## YOUR GOAL
Which lines contain the word "Subtracts"? Return each of them as written.

## EXERCISE DATA
· · · · ·
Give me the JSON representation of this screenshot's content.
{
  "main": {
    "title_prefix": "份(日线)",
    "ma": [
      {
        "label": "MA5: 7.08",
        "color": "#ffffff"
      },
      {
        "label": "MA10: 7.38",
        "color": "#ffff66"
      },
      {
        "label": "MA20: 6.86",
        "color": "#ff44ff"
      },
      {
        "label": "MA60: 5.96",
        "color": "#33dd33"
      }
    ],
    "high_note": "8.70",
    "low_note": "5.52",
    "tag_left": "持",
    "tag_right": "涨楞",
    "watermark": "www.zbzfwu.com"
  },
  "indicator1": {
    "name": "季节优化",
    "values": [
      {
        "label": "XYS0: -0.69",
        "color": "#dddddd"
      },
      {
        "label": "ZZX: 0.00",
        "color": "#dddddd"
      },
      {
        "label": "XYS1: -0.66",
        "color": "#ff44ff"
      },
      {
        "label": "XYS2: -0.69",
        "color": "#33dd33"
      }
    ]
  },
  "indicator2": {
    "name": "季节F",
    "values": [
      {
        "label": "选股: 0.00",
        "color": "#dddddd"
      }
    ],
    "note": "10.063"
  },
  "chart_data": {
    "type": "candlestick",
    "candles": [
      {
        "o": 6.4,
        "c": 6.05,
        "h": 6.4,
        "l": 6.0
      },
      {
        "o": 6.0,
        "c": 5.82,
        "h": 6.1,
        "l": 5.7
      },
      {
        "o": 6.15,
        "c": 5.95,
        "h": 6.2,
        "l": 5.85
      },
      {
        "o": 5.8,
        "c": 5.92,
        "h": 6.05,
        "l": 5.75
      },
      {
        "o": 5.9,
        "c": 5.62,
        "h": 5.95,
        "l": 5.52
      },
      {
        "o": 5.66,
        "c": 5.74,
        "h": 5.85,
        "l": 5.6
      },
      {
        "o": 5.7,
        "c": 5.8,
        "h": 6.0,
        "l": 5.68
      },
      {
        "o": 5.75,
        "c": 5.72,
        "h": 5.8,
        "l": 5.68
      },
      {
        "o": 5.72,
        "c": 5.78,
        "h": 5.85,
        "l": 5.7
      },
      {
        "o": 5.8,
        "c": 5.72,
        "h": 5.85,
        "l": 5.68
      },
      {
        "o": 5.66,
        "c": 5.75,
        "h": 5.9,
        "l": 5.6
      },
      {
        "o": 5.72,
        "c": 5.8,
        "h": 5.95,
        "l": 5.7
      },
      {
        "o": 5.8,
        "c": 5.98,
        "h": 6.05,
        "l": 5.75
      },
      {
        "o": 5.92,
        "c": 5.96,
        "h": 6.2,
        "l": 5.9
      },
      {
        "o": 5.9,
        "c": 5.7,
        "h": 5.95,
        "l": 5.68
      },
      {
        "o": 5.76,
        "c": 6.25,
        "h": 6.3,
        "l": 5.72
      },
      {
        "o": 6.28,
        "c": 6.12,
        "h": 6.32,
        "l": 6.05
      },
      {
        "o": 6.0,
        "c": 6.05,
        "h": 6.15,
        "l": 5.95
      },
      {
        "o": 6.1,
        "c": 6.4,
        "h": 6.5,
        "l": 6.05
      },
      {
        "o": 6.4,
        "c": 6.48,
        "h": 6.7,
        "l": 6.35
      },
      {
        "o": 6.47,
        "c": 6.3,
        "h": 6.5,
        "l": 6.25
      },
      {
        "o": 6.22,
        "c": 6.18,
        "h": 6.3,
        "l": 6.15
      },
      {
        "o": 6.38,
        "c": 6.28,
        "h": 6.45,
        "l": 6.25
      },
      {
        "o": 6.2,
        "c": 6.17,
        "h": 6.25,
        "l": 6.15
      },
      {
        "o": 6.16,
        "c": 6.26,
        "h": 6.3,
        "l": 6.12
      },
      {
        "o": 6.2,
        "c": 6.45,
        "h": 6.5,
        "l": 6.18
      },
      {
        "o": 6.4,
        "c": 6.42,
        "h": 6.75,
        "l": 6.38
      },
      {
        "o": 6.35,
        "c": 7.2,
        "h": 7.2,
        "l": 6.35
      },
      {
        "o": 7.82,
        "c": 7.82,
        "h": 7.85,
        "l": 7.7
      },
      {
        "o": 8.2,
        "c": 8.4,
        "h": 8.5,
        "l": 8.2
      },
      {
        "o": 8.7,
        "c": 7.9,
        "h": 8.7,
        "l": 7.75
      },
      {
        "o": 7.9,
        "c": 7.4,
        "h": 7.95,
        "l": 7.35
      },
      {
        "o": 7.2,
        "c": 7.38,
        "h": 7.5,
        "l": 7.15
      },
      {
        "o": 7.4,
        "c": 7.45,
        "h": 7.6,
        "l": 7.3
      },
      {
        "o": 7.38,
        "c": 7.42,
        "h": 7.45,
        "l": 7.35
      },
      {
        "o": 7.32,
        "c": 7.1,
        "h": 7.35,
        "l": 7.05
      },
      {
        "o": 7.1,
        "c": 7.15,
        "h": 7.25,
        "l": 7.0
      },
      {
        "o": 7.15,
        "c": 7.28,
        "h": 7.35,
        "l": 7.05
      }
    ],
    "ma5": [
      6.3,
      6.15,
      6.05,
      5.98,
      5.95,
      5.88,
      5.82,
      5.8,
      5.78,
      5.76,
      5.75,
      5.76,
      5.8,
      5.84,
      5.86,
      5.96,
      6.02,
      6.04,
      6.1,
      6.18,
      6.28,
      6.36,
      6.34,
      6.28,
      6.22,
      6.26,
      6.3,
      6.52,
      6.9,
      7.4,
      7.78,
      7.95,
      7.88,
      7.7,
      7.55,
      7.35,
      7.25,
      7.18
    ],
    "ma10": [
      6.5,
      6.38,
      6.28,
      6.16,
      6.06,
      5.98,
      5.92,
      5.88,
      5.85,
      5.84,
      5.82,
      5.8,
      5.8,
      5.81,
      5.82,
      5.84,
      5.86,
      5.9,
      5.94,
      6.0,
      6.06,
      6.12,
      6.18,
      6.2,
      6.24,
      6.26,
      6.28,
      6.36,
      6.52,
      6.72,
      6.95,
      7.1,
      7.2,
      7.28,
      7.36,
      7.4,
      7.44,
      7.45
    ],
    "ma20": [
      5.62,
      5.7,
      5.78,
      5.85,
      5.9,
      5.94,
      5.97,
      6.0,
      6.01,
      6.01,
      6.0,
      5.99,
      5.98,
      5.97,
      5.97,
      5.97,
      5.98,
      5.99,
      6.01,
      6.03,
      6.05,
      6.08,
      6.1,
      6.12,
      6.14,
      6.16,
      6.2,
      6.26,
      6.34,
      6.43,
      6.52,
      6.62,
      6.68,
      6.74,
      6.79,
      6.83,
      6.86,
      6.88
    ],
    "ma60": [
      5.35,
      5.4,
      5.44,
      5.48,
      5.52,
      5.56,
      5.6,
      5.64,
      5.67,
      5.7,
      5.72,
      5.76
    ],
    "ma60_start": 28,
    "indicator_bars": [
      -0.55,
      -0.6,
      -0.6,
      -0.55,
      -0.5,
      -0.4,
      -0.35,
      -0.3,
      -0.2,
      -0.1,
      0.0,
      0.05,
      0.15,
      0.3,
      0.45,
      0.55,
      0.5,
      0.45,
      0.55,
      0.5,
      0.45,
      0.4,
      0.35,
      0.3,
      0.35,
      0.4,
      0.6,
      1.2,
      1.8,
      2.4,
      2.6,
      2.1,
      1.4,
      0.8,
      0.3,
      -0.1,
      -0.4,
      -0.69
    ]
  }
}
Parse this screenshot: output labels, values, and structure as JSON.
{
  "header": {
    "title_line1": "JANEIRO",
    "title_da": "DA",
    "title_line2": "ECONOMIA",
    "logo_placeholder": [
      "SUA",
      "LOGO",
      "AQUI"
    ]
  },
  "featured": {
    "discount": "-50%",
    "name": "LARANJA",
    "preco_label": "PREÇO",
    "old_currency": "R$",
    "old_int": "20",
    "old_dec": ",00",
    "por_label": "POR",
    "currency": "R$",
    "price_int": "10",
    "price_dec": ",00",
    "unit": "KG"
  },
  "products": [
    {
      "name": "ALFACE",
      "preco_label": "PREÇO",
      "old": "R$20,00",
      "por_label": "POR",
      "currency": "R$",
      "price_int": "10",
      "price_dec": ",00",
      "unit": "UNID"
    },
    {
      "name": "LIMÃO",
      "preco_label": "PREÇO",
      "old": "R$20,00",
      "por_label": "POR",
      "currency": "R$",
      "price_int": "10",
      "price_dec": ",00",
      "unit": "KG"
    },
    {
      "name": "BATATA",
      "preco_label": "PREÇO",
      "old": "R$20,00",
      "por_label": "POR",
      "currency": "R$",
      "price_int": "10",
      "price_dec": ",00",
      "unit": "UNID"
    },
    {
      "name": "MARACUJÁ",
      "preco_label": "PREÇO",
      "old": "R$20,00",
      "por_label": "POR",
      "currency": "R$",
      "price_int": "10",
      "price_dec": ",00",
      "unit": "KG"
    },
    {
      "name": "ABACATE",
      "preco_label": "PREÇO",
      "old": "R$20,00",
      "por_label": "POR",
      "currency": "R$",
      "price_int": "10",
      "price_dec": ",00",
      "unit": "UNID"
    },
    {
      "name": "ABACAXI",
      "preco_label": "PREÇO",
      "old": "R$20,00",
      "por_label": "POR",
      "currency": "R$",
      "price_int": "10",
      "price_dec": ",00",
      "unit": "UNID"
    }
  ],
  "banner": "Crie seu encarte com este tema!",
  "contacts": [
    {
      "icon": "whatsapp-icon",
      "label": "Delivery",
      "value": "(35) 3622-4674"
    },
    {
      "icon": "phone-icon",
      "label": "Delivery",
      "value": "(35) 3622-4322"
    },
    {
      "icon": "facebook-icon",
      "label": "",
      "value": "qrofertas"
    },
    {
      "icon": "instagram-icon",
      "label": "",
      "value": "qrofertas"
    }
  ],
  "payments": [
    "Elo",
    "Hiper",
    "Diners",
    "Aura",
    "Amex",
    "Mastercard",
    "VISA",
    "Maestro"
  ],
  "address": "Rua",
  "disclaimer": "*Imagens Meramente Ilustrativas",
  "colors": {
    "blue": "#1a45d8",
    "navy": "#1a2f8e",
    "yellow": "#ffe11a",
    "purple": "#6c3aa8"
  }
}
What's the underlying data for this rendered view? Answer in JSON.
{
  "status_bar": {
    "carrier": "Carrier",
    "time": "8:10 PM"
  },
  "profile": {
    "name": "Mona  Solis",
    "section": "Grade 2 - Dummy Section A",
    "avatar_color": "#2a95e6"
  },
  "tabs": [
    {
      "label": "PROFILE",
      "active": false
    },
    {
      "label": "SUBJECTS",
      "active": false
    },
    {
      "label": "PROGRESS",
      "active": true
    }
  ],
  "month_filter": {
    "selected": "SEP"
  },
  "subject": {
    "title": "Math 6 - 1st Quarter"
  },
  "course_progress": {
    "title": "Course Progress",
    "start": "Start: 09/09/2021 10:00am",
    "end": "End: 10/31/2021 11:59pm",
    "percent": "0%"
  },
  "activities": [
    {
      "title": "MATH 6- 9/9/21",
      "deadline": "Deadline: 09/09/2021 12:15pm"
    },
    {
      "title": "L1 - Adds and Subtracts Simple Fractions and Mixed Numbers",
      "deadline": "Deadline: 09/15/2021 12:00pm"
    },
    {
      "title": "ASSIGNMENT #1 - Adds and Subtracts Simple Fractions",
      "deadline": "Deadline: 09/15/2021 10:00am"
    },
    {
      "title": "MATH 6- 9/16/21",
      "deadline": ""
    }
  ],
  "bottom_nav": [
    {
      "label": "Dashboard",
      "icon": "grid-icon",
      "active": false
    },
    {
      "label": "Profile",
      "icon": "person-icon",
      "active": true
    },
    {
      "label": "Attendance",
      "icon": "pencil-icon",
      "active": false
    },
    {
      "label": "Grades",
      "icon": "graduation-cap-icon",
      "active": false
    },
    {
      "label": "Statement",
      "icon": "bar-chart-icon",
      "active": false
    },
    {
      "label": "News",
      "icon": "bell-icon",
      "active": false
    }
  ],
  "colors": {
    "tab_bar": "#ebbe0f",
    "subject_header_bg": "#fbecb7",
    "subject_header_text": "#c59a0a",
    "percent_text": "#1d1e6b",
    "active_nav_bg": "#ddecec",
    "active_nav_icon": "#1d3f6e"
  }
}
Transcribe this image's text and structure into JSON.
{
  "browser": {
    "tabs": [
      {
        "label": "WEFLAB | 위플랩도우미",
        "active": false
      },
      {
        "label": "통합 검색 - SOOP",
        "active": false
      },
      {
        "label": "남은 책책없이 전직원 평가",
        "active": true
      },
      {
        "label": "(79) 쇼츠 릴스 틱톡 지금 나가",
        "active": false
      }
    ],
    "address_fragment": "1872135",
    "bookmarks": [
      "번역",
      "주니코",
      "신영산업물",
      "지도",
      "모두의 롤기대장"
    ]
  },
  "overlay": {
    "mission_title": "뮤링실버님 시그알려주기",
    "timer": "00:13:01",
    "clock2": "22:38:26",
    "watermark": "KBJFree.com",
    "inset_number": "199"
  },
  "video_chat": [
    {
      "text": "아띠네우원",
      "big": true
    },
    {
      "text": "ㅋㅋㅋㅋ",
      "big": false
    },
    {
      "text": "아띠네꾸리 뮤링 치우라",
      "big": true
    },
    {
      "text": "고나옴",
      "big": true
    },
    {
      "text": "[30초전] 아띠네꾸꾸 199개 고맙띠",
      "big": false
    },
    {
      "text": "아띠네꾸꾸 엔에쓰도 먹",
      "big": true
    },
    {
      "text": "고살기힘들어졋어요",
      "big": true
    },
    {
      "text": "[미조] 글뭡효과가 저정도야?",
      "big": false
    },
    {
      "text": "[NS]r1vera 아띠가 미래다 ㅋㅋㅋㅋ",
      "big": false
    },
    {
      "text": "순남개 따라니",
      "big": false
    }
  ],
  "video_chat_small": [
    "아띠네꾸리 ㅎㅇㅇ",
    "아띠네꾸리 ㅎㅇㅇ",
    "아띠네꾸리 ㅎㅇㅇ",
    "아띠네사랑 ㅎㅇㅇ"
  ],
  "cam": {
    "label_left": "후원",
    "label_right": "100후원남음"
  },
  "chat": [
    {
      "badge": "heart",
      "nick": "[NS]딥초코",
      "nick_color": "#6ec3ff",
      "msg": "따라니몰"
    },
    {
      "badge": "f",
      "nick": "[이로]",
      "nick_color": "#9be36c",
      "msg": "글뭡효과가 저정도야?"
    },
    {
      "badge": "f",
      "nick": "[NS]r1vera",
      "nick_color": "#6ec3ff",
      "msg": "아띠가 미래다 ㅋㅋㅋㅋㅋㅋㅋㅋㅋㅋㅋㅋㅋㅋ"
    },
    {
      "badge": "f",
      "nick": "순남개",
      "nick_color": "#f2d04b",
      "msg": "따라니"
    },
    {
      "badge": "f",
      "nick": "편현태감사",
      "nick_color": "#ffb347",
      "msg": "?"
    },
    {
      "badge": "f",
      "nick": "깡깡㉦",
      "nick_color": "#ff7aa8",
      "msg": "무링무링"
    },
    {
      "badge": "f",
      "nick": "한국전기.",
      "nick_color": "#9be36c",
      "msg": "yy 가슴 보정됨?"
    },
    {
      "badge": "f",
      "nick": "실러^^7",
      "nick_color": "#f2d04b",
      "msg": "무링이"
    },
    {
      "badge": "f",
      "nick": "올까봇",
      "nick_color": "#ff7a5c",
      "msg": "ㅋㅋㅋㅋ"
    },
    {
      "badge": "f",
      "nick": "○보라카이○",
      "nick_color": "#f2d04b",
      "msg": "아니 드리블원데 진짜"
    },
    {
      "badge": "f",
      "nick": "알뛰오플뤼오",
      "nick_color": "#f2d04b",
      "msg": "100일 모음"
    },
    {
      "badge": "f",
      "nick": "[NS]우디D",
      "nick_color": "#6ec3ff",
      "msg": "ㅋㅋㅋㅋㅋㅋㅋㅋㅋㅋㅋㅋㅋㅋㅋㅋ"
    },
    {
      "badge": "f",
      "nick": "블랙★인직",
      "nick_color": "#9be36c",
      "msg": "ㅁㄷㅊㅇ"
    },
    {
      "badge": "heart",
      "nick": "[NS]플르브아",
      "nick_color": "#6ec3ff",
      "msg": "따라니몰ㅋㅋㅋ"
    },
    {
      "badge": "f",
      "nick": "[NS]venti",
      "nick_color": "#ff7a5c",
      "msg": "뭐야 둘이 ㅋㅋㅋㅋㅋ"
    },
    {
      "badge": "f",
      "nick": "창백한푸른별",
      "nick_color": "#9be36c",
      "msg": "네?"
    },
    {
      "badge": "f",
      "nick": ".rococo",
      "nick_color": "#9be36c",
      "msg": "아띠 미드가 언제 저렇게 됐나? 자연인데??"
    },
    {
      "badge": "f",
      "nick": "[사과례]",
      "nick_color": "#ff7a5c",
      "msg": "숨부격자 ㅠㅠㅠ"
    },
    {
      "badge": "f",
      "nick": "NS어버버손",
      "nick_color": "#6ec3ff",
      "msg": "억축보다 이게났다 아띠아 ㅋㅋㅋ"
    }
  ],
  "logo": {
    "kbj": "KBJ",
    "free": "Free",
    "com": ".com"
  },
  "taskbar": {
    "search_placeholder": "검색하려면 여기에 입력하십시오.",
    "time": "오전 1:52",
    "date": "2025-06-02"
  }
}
· · · · ·
## FINISHED TASK
      "title": "L1 - Adds and Subtracts Simple Fractions and Mixed Numbers",
      "title": "ASSIGNMENT #1 - Adds and Subtracts Simple Fractions",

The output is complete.